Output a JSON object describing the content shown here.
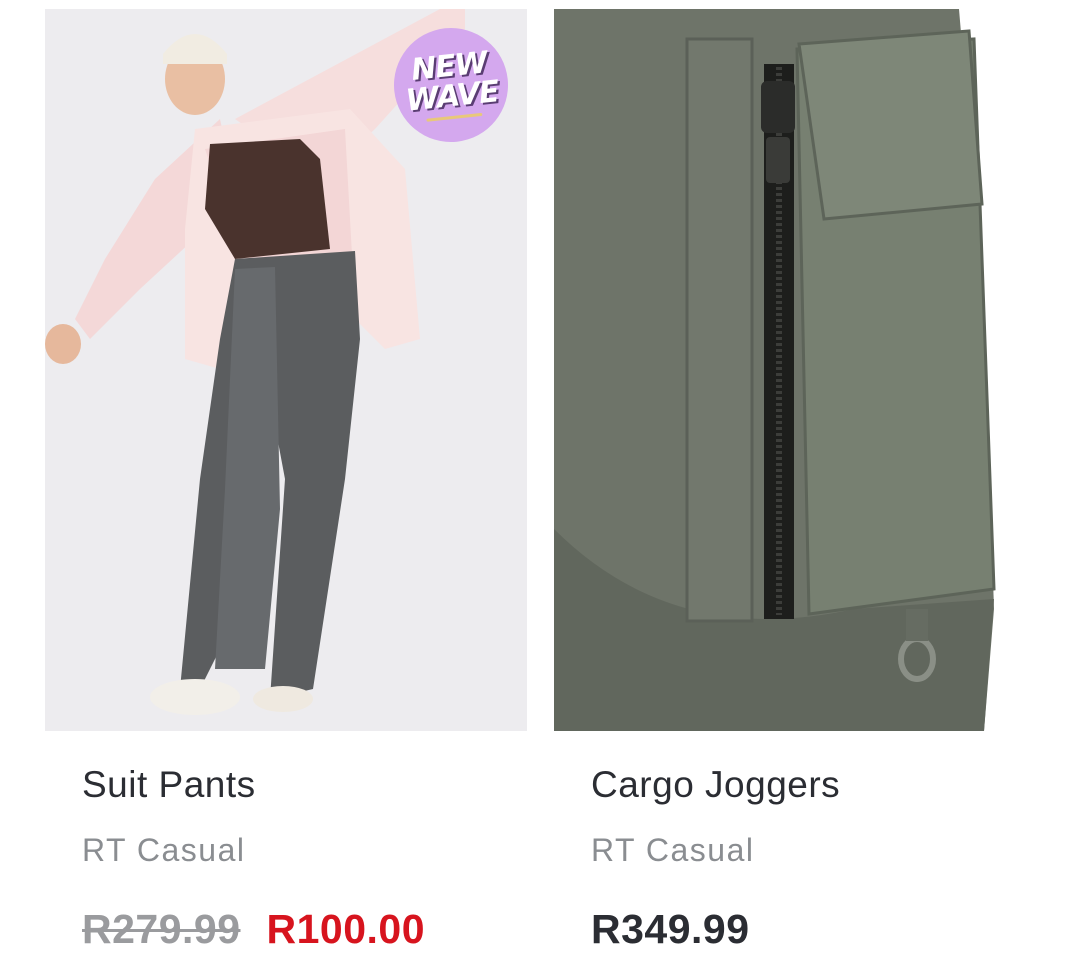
{
  "products": [
    {
      "title": "Suit Pants",
      "brand": "RT Casual",
      "price_original": "R279.99",
      "price_sale": "R100.00",
      "badge": {
        "line1": "NEW",
        "line2": "WAVE",
        "color": "#d4a8ee"
      },
      "sale_color": "#d7141e"
    },
    {
      "title": "Cargo Joggers",
      "brand": "RT Casual",
      "price": "R349.99"
    }
  ]
}
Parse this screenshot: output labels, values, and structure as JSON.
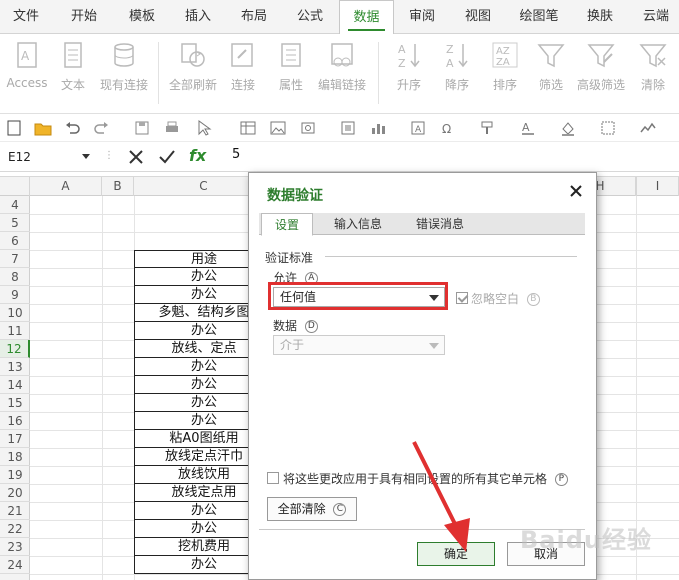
--- --- ---
**Given request**: Return all the entries word for word, but omit any pictures they contain.

**The completed task**:
Output a JSON object describing the content shown here.
{
  "products": [
    {
      "title": "Suit Pants",
      "brand": "RT Casual",
      "price_original": "R279.99",
      "price_sale": "R100.00",
      "badge": {
        "line1": "NEW",
        "line2": "WAVE",
        "color": "#d4a8ee"
      },
      "sale_color": "#d7141e"
    },
    {
      "title": "Cargo Joggers",
      "brand": "RT Casual",
      "price": "R349.99"
    }
  ]
}
Parse this screenshot: output labels, values, and structure as JSON.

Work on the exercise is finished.